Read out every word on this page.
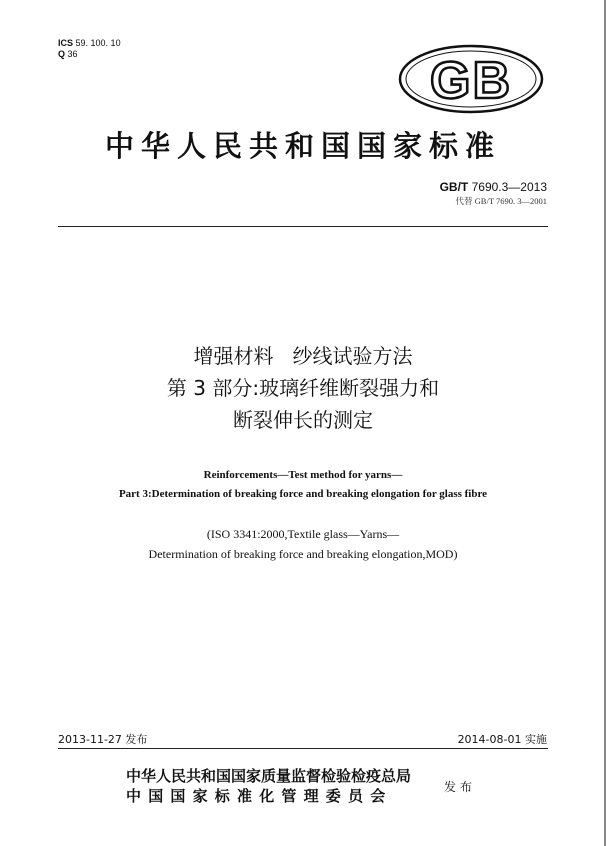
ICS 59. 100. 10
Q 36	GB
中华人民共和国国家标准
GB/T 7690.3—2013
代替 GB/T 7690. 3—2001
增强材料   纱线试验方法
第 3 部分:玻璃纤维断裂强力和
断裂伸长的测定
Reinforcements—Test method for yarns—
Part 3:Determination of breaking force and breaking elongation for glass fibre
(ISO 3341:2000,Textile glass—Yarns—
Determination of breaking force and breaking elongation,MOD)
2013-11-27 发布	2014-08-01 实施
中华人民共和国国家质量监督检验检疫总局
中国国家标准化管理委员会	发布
────────────────────────────────────────
**WHAT YOU HAVE TO DO**
Your task is to transcribe all of the records precisely, with no images included.

**EXERCISE OUTPUT**
Read out every word on this page.
ICS 59. 100. 10
Q 36	GB
中华人民共和国国家标准
GB/T 7690.3—2013
代替 GB/T 7690. 3—2001
增强材料   纱线试验方法
第 3 部分:玻璃纤维断裂强力和
断裂伸长的测定
Reinforcements—Test method for yarns—
Part 3:Determination of breaking force and breaking elongation for glass fibre
(ISO 3341:2000,Textile glass—Yarns—
Determination of breaking force and breaking elongation,MOD)
2013-11-27 发布	2014-08-01 实施
中华人民共和国国家质量监督检验检疫总局
中国国家标准化管理委员会	发布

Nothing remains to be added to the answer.